Problem to work on
Format as a JSON list of strings, one string per line, the lines starting with the line that contains "racer-stats: (A1) 53歳/50.5Kg" and going on through the line that contains "race-number: 3R [195,50,218,70]", leaving out blank lines.
Start of Supplied data
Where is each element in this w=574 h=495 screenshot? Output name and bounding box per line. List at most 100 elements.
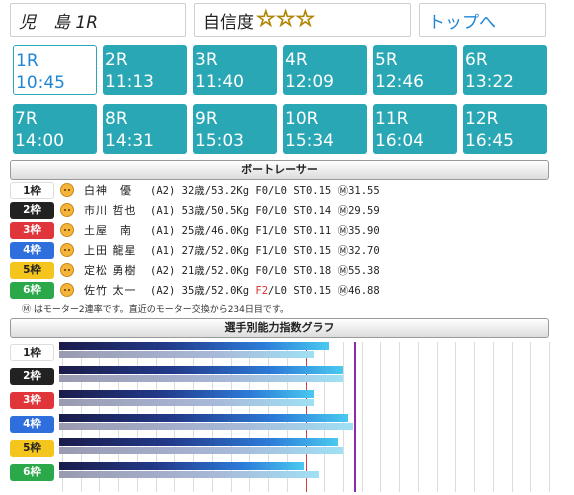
racer-stats: (A1) 53歳/50.5Kg F0/L0 ST0.14 Ⓜ29.59 [150,203,380,218]
age-suffix: 歳 [194,284,205,297]
racer-f-count: F1 [255,244,269,257]
race-button-1r[interactable]: 1R 10:45 [13,45,97,95]
racer-face-icon [60,203,74,217]
racer-l-count: /L0 [268,204,287,217]
racer-l-count: /L0 [268,244,287,257]
racer-age: 27 [181,244,195,257]
ability-bar [59,342,329,350]
graph-section-header: 選手別能力指数グラフ [10,318,549,338]
race-time: 14:00 [15,131,64,151]
racer-st: ST0.14 [293,204,332,217]
racer-class: (A2) [150,184,176,197]
racer-weight: /53.2Kg [204,184,250,197]
race-number: 3R [195,50,218,70]
race-button-3r[interactable]: 3R 11:40 [193,45,277,95]
racer-name[interactable]: 土屋 南 [84,222,150,238]
grid-line [549,342,550,492]
waku-badge: 3枠 [10,221,54,239]
ability-bar [59,366,343,374]
graph-row: 2枠 [10,366,549,386]
racer-class: (A1) [150,204,176,217]
racer-name[interactable]: 佐竹 太一 [84,282,150,298]
racer-weight: /52.0Kg [204,284,250,297]
racer-row: 3枠 土屋 南 (A1) 25歳/46.0Kg F1/L0 ST0.11 Ⓜ35.9… [10,220,549,240]
waku-badge: 4枠 [10,241,54,259]
star-icon: ☆ [256,7,277,32]
racer-name[interactable]: 定松 勇樹 [84,262,150,278]
race-number: 7R [15,109,38,129]
racer-st: ST0.11 [293,224,332,237]
ability-sub-bar [59,399,314,406]
graph-row: 5枠 [10,438,549,458]
race-number: 12R [465,109,499,129]
venue-race-label: 児 島 1R [19,12,99,33]
racer-age: 21 [181,264,195,277]
ability-bar [59,414,348,422]
race-button-2r[interactable]: 2R 11:13 [103,45,187,95]
motor-note: Ⓜ はモーター2連率です。直近のモーター交換から234日目です。 [22,305,289,315]
racer-f-count: F0 [255,184,269,197]
racer-st: ST0.15 [293,244,332,257]
race-button-4r[interactable]: 4R 12:09 [283,45,367,95]
racer-f-count: F0 [255,204,269,217]
ability-sub-bar [59,351,314,358]
race-button-10r[interactable]: 10R 15:34 [283,104,367,154]
race-button-12r[interactable]: 12R 16:45 [463,104,547,154]
racer-l-count: /L0 [268,224,287,237]
racer-face-icon [60,283,74,297]
race-button-7r[interactable]: 7R 14:00 [13,104,97,154]
race-number: 10R [285,109,319,129]
race-number: 6R [465,50,488,70]
waku-badge: 1枠 [10,181,54,199]
star-icon: ☆ [295,7,316,32]
racer-st: ST0.18 [293,264,332,277]
racer-face-icon [60,263,74,277]
racer-f-count: F2 [255,284,269,297]
racer-name[interactable]: 白神 優 [84,182,150,198]
graph-row: 1枠 [10,342,549,362]
race-button-9r[interactable]: 9R 15:03 [193,104,277,154]
race-button-8r[interactable]: 8R 14:31 [103,104,187,154]
race-time: 15:34 [285,131,334,151]
home-link[interactable]: トップへ [419,3,546,37]
racer-age: 32 [181,184,195,197]
race-time: 16:04 [375,131,424,151]
race-button-6r[interactable]: 6R 13:22 [463,45,547,95]
waku-badge: 3枠 [10,392,54,409]
racer-class: (A2) [150,264,176,277]
racer-name[interactable]: 市川 哲也 [84,202,150,218]
race-number: 9R [195,109,218,129]
racer-l-count: /L0 [268,264,287,277]
racer-weight: /52.0Kg [204,264,250,277]
racer-age: 25 [181,224,195,237]
race-button-5r[interactable]: 5R 12:46 [373,45,457,95]
race-time: 14:31 [105,131,154,151]
racer-name[interactable]: 上田 龍星 [84,242,150,258]
race-time: 10:45 [16,73,65,93]
race-time: 11:13 [105,72,154,92]
race-time: 12:09 [285,72,334,92]
racer-stats: (A2) 35歳/52.0Kg F2/L0 ST0.15 Ⓜ46.88 [150,283,380,298]
race-time: 16:45 [465,131,514,151]
waku-badge: 1枠 [10,344,54,361]
race-time: 15:03 [195,131,244,151]
race-button-11r[interactable]: 11R 16:04 [373,104,457,154]
graph-row: 6枠 [10,462,549,482]
age-suffix: 歳 [194,224,205,237]
race-time: 13:22 [465,72,514,92]
race-number: 4R [285,50,308,70]
racer-face-icon [60,223,74,237]
race-number: 2R [105,50,128,70]
racer-row: 4枠 上田 龍星 (A1) 27歳/52.0Kg F1/L0 ST0.15 Ⓜ32.… [10,240,549,260]
racer-row: 1枠 白神 優 (A2) 32歳/53.2Kg F0/L0 ST0.15 Ⓜ31.5… [10,180,549,200]
racer-class: (A1) [150,244,176,257]
racer-stats: (A1) 27歳/52.0Kg F1/L0 ST0.15 Ⓜ32.70 [150,243,380,258]
racer-row: 6枠 佐竹 太一 (A2) 35歳/52.0Kg F2/L0 ST0.15 Ⓜ46.… [10,280,549,300]
racer-l-count: /L0 [268,284,287,297]
racer-row: 5枠 定松 勇樹 (A2) 21歳/52.0Kg F0/L0 ST0.18 Ⓜ55.… [10,260,549,280]
racer-weight: /46.0Kg [204,224,250,237]
race-time: 11:40 [195,72,244,92]
ability-bar [59,390,314,398]
racers-section-header: ボートレーサー [10,160,549,180]
racer-motor-rate: Ⓜ29.59 [337,204,380,217]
End of Supplied data
Solution to this task
[
  "racer-stats: (A1) 53歳/50.5Kg F0/L0 ST0.14 Ⓜ29.59 [150,203,380,218]",
  "age-suffix: 歳 [194,284,205,297]",
  "racer-f-count: F1 [255,244,269,257]",
  "race-button-1r[interactable]: 1R 10:45 [13,45,97,95]",
  "racer-face-icon [60,203,74,217]",
  "racer-l-count: /L0 [268,204,287,217]",
  "racer-l-count: /L0 [268,244,287,257]",
  "racer-age: 27 [181,244,195,257]",
  "ability-bar [59,342,329,350]",
  "graph-section-header: 選手別能力指数グラフ [10,318,549,338]",
  "race-time: 14:00 [15,131,64,151]",
  "racer-st: ST0.14 [293,204,332,217]",
  "racer-class: (A2) [150,184,176,197]",
  "racer-weight: /53.2Kg [204,184,250,197]",
  "race-number: 3R [195,50,218,70]"
]